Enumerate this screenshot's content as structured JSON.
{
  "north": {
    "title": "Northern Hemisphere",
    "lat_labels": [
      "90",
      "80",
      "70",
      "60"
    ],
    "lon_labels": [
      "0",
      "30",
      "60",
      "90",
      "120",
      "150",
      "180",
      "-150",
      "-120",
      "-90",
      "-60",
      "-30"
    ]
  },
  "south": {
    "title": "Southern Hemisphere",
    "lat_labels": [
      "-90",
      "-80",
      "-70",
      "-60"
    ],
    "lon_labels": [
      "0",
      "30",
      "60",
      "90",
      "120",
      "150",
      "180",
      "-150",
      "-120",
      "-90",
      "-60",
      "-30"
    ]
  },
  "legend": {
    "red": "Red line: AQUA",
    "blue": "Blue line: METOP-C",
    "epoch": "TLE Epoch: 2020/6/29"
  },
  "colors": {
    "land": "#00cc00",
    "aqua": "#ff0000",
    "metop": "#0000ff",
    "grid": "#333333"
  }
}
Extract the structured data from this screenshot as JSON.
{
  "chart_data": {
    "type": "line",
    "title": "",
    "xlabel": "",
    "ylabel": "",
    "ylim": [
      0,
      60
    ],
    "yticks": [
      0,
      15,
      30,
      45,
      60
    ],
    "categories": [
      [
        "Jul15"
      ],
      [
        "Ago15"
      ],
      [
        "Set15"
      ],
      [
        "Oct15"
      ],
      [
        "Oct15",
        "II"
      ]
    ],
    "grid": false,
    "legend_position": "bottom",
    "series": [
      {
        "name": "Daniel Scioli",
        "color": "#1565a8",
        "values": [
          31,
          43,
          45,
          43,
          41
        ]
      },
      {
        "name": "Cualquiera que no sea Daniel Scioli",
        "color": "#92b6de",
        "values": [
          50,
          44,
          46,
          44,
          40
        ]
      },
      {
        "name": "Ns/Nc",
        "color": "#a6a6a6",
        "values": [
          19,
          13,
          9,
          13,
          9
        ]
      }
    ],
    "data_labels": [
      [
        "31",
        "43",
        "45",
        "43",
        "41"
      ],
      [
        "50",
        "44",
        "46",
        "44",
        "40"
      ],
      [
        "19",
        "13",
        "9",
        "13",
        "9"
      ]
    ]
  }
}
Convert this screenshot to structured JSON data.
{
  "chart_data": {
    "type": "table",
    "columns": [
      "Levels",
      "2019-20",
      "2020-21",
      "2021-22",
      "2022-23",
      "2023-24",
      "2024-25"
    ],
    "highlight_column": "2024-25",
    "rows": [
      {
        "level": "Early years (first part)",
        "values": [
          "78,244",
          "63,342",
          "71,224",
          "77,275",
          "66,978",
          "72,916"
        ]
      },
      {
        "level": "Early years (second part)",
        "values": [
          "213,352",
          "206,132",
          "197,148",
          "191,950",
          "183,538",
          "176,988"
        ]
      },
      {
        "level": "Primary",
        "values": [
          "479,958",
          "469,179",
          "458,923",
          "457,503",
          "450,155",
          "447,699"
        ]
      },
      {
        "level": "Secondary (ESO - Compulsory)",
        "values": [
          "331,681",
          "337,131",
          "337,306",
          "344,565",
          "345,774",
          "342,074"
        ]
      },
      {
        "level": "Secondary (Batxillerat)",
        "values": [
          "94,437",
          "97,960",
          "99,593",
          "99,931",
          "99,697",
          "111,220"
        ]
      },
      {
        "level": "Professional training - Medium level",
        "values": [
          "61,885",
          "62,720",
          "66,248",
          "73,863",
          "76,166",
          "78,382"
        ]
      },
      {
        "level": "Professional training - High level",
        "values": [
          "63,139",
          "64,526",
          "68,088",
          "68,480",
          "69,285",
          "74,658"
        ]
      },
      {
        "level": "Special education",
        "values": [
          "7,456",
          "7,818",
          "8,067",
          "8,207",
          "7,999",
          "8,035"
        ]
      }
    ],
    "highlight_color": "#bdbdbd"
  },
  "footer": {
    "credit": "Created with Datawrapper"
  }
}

════

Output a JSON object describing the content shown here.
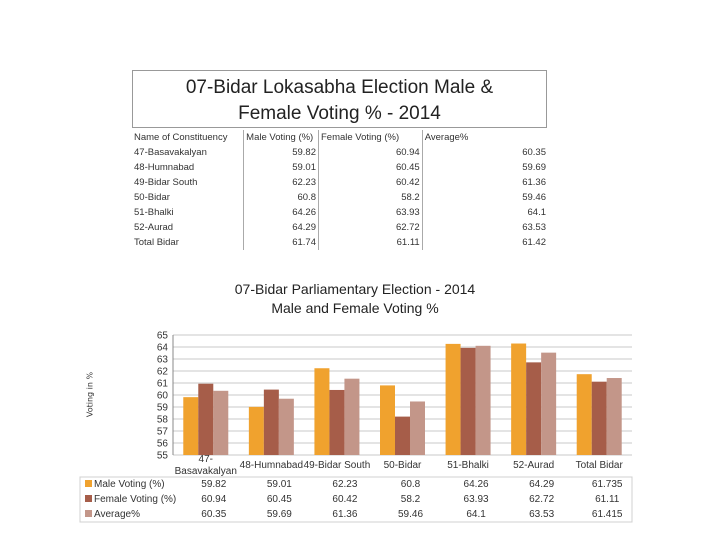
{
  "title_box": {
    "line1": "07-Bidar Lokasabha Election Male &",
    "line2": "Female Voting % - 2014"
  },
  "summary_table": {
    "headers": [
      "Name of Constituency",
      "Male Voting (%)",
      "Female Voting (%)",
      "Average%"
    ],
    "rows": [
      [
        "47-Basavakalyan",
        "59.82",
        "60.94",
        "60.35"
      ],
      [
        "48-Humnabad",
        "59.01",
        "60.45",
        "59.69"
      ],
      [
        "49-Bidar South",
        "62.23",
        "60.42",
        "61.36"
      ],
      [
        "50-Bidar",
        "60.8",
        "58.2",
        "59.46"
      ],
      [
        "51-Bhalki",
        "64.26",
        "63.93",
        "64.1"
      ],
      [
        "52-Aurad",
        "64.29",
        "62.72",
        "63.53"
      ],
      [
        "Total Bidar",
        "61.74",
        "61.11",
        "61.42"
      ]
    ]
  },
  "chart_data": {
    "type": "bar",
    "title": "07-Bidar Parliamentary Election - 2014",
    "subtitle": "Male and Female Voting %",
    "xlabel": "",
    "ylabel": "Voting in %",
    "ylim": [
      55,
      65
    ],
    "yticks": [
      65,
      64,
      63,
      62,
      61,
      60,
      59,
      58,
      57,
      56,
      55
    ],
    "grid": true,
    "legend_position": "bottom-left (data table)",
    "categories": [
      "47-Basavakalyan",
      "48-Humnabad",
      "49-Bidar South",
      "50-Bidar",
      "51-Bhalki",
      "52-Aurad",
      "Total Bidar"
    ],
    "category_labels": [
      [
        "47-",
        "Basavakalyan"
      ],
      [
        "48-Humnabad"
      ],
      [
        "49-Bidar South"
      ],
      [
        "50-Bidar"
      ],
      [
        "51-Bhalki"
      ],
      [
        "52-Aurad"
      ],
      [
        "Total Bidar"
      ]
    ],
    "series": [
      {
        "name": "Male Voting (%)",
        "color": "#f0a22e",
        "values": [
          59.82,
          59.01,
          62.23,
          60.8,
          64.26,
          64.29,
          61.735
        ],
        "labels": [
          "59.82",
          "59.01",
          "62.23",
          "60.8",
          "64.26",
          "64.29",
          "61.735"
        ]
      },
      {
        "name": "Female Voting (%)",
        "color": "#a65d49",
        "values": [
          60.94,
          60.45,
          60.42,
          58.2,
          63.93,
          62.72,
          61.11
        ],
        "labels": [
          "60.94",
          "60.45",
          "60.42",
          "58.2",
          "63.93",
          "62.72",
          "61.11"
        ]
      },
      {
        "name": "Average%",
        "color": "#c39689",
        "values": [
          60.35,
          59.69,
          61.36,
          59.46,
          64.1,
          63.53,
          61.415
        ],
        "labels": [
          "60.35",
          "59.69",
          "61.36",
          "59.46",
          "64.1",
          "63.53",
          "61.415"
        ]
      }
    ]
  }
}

════

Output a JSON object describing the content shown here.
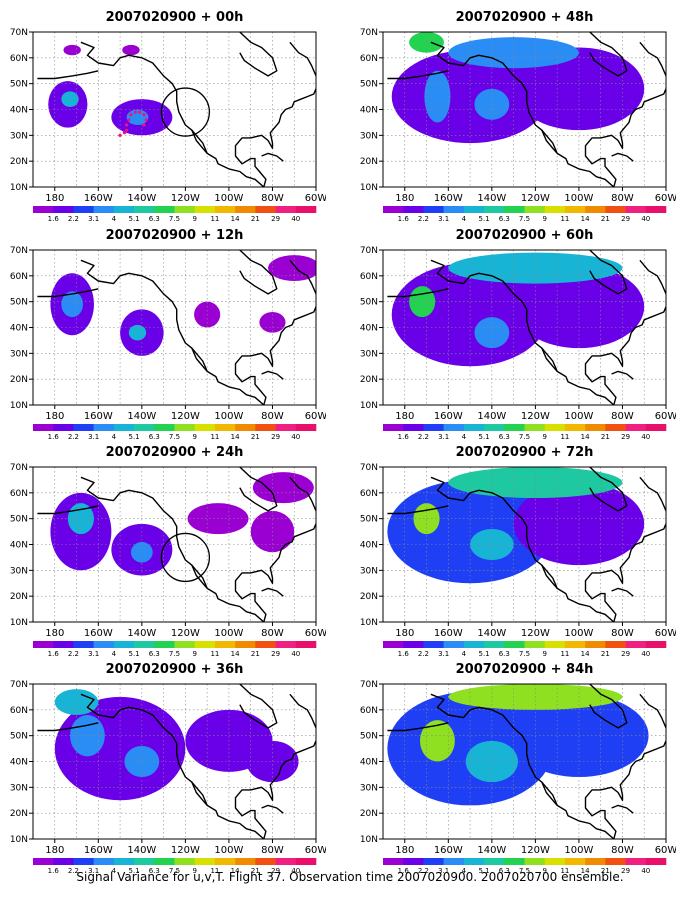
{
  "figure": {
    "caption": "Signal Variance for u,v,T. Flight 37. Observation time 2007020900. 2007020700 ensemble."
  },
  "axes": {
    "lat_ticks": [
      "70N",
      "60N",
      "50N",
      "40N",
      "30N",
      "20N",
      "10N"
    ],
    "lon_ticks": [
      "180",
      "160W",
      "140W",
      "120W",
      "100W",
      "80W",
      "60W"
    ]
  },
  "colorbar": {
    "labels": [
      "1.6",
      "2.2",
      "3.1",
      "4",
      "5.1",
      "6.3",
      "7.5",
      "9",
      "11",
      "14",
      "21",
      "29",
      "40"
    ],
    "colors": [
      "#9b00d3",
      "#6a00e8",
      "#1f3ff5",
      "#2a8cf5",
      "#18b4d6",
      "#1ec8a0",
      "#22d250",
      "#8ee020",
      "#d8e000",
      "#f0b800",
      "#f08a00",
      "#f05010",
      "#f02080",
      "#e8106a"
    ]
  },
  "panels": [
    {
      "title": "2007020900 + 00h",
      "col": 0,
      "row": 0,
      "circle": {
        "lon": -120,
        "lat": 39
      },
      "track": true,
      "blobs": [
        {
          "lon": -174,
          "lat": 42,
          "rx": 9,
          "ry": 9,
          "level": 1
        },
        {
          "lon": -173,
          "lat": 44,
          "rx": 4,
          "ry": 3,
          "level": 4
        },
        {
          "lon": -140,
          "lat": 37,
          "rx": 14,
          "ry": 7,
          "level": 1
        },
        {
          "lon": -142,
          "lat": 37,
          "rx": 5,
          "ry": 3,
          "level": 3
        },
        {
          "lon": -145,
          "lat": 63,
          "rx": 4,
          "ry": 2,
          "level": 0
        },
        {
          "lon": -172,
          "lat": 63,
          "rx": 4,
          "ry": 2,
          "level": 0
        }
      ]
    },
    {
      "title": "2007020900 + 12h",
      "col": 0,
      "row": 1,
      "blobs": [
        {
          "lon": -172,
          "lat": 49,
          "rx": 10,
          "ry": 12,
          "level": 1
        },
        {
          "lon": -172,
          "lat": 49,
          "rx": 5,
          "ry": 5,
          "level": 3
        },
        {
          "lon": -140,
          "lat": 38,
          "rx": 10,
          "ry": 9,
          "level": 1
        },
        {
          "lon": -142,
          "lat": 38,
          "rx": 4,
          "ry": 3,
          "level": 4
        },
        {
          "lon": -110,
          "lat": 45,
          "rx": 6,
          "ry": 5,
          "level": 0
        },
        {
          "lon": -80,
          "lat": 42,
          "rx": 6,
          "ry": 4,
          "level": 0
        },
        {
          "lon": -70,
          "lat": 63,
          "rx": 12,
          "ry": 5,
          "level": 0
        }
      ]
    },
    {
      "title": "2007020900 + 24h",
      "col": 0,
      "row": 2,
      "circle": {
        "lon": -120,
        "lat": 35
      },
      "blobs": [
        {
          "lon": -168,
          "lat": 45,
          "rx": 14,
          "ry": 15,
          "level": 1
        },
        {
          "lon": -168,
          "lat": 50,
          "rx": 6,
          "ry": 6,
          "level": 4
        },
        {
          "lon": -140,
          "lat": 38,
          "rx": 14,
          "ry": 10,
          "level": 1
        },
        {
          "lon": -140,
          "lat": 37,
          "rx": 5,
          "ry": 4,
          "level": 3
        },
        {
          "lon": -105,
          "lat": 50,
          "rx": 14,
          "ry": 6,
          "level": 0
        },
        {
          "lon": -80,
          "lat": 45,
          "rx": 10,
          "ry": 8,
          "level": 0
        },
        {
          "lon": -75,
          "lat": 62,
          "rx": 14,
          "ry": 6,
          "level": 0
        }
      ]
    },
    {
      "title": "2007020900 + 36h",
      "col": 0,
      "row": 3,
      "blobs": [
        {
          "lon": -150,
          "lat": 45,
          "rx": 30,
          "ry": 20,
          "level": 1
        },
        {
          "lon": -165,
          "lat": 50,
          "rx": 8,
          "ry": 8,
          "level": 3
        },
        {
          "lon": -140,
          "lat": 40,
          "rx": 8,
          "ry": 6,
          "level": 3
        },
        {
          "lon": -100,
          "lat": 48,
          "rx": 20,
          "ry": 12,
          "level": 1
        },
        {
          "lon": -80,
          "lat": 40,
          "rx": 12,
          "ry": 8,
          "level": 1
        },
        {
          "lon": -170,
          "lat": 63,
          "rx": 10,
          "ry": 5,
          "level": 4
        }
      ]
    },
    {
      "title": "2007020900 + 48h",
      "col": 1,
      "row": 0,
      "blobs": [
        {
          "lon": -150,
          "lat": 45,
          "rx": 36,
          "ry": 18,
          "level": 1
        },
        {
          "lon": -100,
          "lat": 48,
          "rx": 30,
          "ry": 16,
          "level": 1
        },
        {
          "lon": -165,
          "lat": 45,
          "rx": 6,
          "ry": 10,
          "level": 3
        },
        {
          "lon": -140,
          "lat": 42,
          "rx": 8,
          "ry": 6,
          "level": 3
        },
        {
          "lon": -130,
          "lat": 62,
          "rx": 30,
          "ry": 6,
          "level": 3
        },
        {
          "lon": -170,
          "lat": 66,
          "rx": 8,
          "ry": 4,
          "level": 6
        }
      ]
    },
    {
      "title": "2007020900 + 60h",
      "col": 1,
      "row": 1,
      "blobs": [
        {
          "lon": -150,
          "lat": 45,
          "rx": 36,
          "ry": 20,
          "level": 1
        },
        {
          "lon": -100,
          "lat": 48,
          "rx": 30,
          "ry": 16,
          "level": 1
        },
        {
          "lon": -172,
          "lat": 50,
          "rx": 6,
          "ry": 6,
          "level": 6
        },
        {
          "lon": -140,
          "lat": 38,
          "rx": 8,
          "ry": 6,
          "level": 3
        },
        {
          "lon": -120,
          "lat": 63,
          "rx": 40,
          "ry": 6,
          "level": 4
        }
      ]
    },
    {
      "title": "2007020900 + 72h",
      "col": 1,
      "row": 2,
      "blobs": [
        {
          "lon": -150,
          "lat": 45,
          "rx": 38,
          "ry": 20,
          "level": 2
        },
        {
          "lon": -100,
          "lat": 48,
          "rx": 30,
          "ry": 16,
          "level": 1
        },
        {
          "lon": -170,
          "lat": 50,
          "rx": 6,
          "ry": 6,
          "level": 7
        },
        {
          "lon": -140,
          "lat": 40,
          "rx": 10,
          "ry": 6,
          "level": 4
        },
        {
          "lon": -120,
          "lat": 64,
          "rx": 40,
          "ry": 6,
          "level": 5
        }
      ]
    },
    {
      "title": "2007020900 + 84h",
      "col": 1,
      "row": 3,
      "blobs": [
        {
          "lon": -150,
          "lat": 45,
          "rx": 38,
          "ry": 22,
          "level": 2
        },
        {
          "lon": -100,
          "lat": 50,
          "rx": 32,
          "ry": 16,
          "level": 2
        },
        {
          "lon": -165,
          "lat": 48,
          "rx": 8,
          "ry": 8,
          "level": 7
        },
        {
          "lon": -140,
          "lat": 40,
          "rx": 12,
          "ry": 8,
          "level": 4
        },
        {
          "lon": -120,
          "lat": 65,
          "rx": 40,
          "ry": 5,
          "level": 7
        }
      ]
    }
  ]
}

════

[Given exercise] Using the records given above, list every line that includes the word "years".

[Response below]
        "level": "Early years (first part)",
        "level": "Early years (second part)",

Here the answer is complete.